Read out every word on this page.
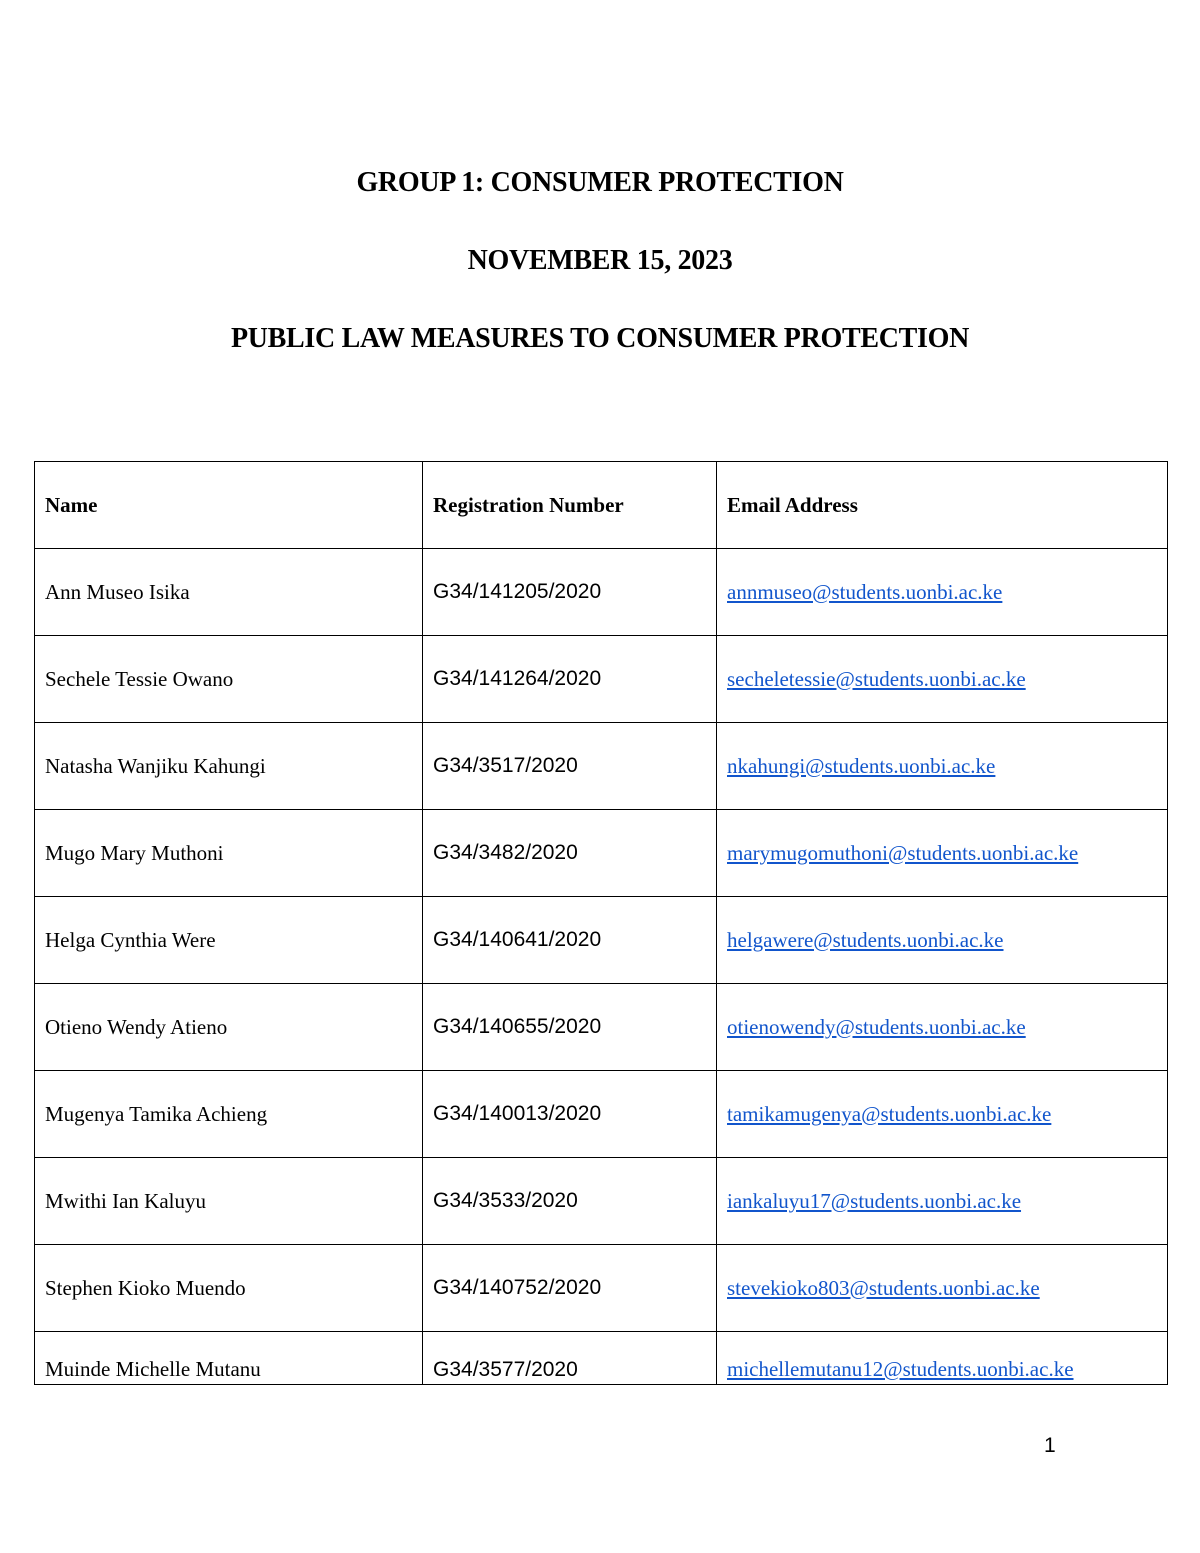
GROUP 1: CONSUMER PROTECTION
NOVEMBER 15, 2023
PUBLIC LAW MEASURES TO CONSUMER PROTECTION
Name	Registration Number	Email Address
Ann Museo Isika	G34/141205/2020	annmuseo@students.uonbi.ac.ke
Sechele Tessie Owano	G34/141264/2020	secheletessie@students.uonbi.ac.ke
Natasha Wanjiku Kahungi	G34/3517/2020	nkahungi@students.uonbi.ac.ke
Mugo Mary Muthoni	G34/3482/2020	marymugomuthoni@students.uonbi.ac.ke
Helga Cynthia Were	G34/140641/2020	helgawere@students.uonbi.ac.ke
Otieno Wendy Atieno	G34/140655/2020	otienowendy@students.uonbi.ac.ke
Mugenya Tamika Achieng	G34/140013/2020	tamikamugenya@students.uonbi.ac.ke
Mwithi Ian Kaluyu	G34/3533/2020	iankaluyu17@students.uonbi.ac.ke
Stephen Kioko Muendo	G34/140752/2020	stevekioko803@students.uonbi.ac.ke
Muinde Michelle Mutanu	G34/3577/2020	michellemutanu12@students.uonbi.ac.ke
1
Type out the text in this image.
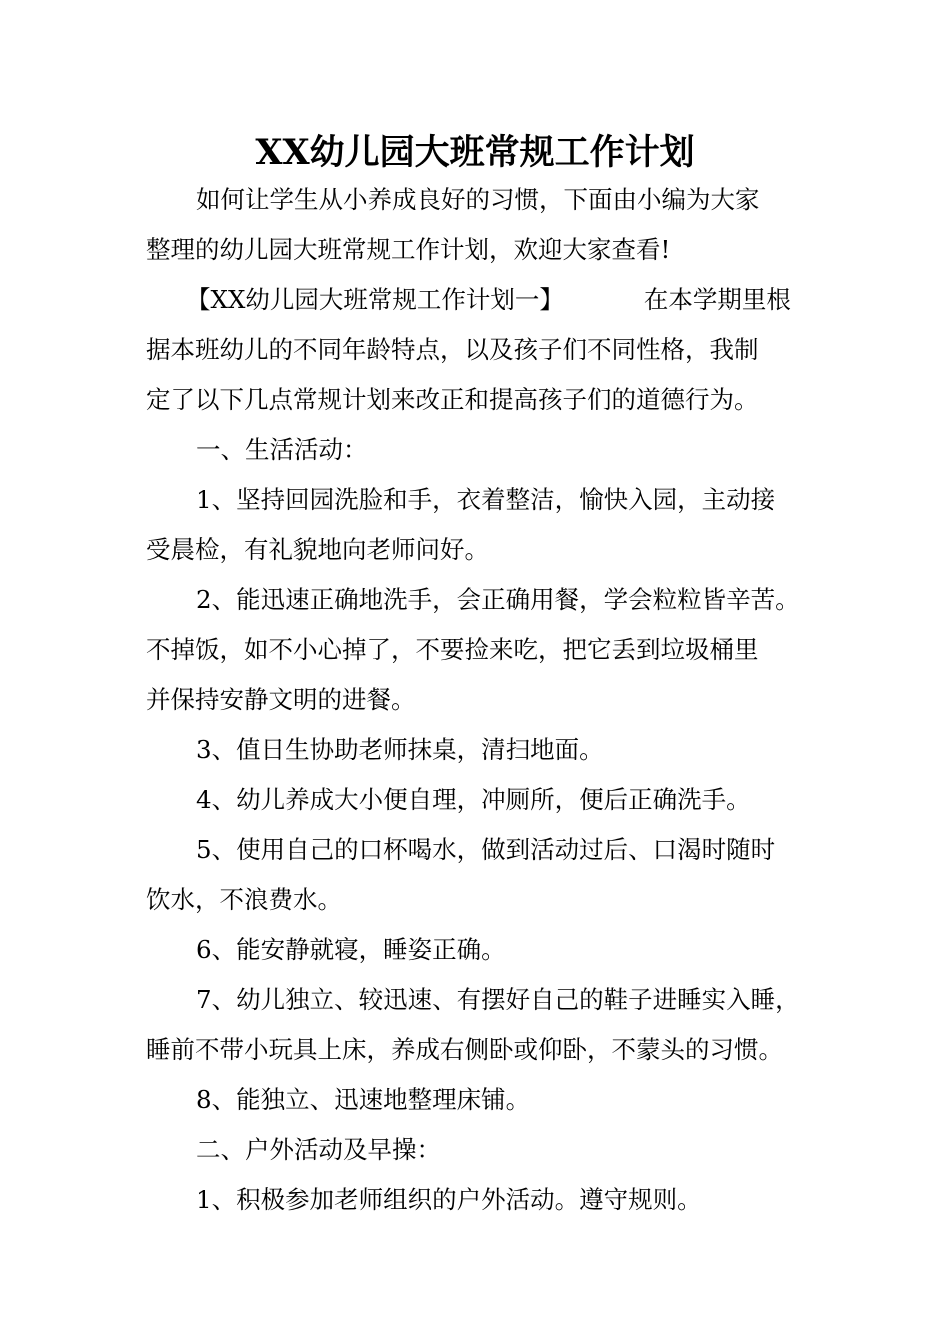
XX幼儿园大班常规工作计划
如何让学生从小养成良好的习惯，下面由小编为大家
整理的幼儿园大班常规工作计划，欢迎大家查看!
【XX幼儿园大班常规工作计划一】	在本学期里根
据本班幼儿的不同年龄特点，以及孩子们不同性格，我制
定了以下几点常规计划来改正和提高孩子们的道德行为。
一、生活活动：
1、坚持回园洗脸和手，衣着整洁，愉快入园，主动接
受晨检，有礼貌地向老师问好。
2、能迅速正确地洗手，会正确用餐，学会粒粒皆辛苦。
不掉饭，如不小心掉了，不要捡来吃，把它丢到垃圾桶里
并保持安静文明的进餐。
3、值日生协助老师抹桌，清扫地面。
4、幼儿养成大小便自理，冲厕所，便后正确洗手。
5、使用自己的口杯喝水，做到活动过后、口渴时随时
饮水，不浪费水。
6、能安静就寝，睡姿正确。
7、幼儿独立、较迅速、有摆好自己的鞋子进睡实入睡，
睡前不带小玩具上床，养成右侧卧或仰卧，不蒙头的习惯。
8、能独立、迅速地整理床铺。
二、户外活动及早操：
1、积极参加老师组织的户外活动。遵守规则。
* * *
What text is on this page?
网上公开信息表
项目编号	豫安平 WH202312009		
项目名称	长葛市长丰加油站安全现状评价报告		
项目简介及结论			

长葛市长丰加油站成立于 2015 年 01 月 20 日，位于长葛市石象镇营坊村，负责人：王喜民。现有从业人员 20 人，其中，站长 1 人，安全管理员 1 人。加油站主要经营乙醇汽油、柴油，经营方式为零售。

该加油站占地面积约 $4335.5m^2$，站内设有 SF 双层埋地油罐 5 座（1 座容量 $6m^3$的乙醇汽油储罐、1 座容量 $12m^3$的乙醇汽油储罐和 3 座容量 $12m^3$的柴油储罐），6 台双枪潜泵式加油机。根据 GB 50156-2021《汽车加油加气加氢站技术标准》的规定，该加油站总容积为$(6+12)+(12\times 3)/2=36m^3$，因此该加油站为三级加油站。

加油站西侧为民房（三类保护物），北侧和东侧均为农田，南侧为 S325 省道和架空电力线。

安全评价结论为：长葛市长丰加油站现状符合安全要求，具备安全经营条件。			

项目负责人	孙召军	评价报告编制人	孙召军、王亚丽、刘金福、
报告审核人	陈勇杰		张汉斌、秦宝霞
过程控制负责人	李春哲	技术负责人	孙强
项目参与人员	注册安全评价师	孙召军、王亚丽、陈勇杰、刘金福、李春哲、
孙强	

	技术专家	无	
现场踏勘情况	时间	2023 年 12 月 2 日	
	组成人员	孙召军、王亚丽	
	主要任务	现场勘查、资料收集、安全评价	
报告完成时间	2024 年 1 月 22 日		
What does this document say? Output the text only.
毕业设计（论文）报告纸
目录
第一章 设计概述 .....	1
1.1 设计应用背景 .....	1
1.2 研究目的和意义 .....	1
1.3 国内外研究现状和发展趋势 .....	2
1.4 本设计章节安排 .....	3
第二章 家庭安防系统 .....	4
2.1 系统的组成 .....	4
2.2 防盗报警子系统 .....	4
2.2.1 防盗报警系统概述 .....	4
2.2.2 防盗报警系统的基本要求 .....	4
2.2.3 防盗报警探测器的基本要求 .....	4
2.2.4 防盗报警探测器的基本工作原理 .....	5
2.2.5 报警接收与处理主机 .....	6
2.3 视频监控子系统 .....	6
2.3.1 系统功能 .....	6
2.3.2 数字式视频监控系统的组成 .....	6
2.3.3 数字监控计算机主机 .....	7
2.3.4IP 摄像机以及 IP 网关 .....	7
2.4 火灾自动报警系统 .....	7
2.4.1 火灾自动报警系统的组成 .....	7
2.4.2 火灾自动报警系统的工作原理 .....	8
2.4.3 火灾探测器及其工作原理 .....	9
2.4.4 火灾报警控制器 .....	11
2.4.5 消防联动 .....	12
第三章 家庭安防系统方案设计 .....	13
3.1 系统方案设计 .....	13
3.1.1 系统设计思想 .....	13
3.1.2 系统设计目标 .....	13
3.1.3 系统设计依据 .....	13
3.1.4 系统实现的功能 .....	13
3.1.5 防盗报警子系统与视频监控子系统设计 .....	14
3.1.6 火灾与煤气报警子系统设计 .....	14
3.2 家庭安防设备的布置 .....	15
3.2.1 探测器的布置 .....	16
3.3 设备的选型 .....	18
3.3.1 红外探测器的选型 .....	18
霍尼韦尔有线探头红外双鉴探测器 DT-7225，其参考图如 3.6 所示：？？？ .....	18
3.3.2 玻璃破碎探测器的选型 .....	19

→ THE EXERCISE: Among the lines above, how many contain the string "students"? State the number alone.

→ TASK SOLUTION: 10